— STORED ROWS —

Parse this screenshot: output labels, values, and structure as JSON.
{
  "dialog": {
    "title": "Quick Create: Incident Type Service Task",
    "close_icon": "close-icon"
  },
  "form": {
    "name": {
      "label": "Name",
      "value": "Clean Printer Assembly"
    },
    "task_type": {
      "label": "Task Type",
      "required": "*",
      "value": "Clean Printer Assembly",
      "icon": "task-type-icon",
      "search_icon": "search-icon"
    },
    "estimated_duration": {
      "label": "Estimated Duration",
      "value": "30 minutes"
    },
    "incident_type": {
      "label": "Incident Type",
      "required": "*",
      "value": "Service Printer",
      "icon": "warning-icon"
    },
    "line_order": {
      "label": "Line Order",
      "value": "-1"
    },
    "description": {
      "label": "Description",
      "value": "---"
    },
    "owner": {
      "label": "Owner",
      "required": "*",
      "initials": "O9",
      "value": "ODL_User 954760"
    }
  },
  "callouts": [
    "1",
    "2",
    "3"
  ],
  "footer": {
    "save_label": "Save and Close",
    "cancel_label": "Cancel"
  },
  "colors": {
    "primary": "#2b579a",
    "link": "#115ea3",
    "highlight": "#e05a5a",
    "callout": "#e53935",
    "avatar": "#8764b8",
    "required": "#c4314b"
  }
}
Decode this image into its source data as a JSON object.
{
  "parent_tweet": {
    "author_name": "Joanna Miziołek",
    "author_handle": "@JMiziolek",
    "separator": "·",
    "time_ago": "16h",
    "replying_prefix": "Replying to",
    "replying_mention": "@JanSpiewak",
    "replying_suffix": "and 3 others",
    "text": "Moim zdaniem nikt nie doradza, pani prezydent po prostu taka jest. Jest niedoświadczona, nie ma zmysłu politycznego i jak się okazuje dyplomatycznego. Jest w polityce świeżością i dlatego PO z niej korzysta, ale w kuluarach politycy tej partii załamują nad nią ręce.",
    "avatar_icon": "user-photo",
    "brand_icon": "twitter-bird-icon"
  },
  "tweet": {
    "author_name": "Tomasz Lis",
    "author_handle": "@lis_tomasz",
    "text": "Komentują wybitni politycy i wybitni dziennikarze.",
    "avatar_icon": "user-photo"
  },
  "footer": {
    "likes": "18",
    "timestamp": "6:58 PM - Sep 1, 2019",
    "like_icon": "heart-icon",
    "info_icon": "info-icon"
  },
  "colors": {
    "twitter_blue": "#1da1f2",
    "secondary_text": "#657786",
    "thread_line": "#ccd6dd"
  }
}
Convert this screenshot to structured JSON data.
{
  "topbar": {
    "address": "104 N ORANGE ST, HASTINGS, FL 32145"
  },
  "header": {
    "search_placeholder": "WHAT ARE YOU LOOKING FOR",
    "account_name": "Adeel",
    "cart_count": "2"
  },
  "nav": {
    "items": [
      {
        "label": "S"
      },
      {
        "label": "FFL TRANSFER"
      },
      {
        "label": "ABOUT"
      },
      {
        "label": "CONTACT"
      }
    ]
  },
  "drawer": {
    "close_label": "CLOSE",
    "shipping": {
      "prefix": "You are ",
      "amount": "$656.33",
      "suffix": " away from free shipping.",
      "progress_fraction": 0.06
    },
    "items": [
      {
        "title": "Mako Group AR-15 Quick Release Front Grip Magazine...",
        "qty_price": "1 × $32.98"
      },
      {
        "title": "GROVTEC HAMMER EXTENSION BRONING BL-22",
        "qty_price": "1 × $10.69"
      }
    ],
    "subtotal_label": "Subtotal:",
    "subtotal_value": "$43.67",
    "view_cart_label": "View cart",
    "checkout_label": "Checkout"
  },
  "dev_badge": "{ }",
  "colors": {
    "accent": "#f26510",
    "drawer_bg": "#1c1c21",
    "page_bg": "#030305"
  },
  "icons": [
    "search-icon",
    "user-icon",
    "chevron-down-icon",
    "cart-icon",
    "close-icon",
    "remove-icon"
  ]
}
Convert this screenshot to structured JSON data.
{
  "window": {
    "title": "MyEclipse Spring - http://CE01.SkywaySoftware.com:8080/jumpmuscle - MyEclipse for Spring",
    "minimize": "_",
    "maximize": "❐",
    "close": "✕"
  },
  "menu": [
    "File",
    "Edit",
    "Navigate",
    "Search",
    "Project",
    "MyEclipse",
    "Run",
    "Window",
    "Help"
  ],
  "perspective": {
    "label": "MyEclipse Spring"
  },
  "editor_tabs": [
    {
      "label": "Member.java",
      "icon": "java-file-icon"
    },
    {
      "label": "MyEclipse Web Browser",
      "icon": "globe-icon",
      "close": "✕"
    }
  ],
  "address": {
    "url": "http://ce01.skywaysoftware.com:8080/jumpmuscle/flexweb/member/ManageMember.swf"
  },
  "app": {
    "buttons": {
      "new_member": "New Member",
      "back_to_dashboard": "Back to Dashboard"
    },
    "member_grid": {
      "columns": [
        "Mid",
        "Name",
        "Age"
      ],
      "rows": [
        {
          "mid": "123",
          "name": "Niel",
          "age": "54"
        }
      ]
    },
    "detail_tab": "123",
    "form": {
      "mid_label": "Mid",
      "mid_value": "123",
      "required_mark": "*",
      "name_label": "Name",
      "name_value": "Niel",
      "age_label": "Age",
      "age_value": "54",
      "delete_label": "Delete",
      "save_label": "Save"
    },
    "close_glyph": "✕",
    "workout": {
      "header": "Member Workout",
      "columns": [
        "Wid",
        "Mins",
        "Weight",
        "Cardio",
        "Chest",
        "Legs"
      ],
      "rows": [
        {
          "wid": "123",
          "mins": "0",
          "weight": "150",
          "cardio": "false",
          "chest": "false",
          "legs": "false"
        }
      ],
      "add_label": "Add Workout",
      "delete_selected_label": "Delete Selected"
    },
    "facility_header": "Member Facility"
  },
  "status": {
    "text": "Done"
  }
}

— GIVEN EXERCISE —
Everything in the listing above should be restated exactly.

— ANSWER BELOW —
Parse this screenshot: output labels, values, and structure as JSON.
{
  "dialog": {
    "title": "Quick Create: Incident Type Service Task",
    "close_icon": "close-icon"
  },
  "form": {
    "name": {
      "label": "Name",
      "value": "Clean Printer Assembly"
    },
    "task_type": {
      "label": "Task Type",
      "required": "*",
      "value": "Clean Printer Assembly",
      "icon": "task-type-icon",
      "search_icon": "search-icon"
    },
    "estimated_duration": {
      "label": "Estimated Duration",
      "value": "30 minutes"
    },
    "incident_type": {
      "label": "Incident Type",
      "required": "*",
      "value": "Service Printer",
      "icon": "warning-icon"
    },
    "line_order": {
      "label": "Line Order",
      "value": "-1"
    },
    "description": {
      "label": "Description",
      "value": "---"
    },
    "owner": {
      "label": "Owner",
      "required": "*",
      "initials": "O9",
      "value": "ODL_User 954760"
    }
  },
  "callouts": [
    "1",
    "2",
    "3"
  ],
  "footer": {
    "save_label": "Save and Close",
    "cancel_label": "Cancel"
  },
  "colors": {
    "primary": "#2b579a",
    "link": "#115ea3",
    "highlight": "#e05a5a",
    "callout": "#e53935",
    "avatar": "#8764b8",
    "required": "#c4314b"
  }
}
Decode this image into its source data as a JSON object.
{
  "parent_tweet": {
    "author_name": "Joanna Miziołek",
    "author_handle": "@JMiziolek",
    "separator": "·",
    "time_ago": "16h",
    "replying_prefix": "Replying to",
    "replying_mention": "@JanSpiewak",
    "replying_suffix": "and 3 others",
    "text": "Moim zdaniem nikt nie doradza, pani prezydent po prostu taka jest. Jest niedoświadczona, nie ma zmysłu politycznego i jak się okazuje dyplomatycznego. Jest w polityce świeżością i dlatego PO z niej korzysta, ale w kuluarach politycy tej partii załamują nad nią ręce.",
    "avatar_icon": "user-photo",
    "brand_icon": "twitter-bird-icon"
  },
  "tweet": {
    "author_name": "Tomasz Lis",
    "author_handle": "@lis_tomasz",
    "text": "Komentują wybitni politycy i wybitni dziennikarze.",
    "avatar_icon": "user-photo"
  },
  "footer": {
    "likes": "18",
    "timestamp": "6:58 PM - Sep 1, 2019",
    "like_icon": "heart-icon",
    "info_icon": "info-icon"
  },
  "colors": {
    "twitter_blue": "#1da1f2",
    "secondary_text": "#657786",
    "thread_line": "#ccd6dd"
  }
}
Convert this screenshot to structured JSON data.
{
  "topbar": {
    "address": "104 N ORANGE ST, HASTINGS, FL 32145"
  },
  "header": {
    "search_placeholder": "WHAT ARE YOU LOOKING FOR",
    "account_name": "Adeel",
    "cart_count": "2"
  },
  "nav": {
    "items": [
      {
        "label": "S"
      },
      {
        "label": "FFL TRANSFER"
      },
      {
        "label": "ABOUT"
      },
      {
        "label": "CONTACT"
      }
    ]
  },
  "drawer": {
    "close_label": "CLOSE",
    "shipping": {
      "prefix": "You are ",
      "amount": "$656.33",
      "suffix": " away from free shipping.",
      "progress_fraction": 0.06
    },
    "items": [
      {
        "title": "Mako Group AR-15 Quick Release Front Grip Magazine...",
        "qty_price": "1 × $32.98"
      },
      {
        "title": "GROVTEC HAMMER EXTENSION BRONING BL-22",
        "qty_price": "1 × $10.69"
      }
    ],
    "subtotal_label": "Subtotal:",
    "subtotal_value": "$43.67",
    "view_cart_label": "View cart",
    "checkout_label": "Checkout"
  },
  "dev_badge": "{ }",
  "colors": {
    "accent": "#f26510",
    "drawer_bg": "#1c1c21",
    "page_bg": "#030305"
  },
  "icons": [
    "search-icon",
    "user-icon",
    "chevron-down-icon",
    "cart-icon",
    "close-icon",
    "remove-icon"
  ]
}
Convert this screenshot to structured JSON data.
{
  "window": {
    "title": "MyEclipse Spring - http://CE01.SkywaySoftware.com:8080/jumpmuscle - MyEclipse for Spring",
    "minimize": "_",
    "maximize": "❐",
    "close": "✕"
  },
  "menu": [
    "File",
    "Edit",
    "Navigate",
    "Search",
    "Project",
    "MyEclipse",
    "Run",
    "Window",
    "Help"
  ],
  "perspective": {
    "label": "MyEclipse Spring"
  },
  "editor_tabs": [
    {
      "label": "Member.java",
      "icon": "java-file-icon"
    },
    {
      "label": "MyEclipse Web Browser",
      "icon": "globe-icon",
      "close": "✕"
    }
  ],
  "address": {
    "url": "http://ce01.skywaysoftware.com:8080/jumpmuscle/flexweb/member/ManageMember.swf"
  },
  "app": {
    "buttons": {
      "new_member": "New Member",
      "back_to_dashboard": "Back to Dashboard"
    },
    "member_grid": {
      "columns": [
        "Mid",
        "Name",
        "Age"
      ],
      "rows": [
        {
          "mid": "123",
          "name": "Niel",
          "age": "54"
        }
      ]
    },
    "detail_tab": "123",
    "form": {
      "mid_label": "Mid",
      "mid_value": "123",
      "required_mark": "*",
      "name_label": "Name",
      "name_value": "Niel",
      "age_label": "Age",
      "age_value": "54",
      "delete_label": "Delete",
      "save_label": "Save"
    },
    "close_glyph": "✕",
    "workout": {
      "header": "Member Workout",
      "columns": [
        "Wid",
        "Mins",
        "Weight",
        "Cardio",
        "Chest",
        "Legs"
      ],
      "rows": [
        {
          "wid": "123",
          "mins": "0",
          "weight": "150",
          "cardio": "false",
          "chest": "false",
          "legs": "false"
        }
      ],
      "add_label": "Add Workout",
      "delete_selected_label": "Delete Selected"
    },
    "facility_header": "Member Facility"
  },
  "status": {
    "text": "Done"
  }
}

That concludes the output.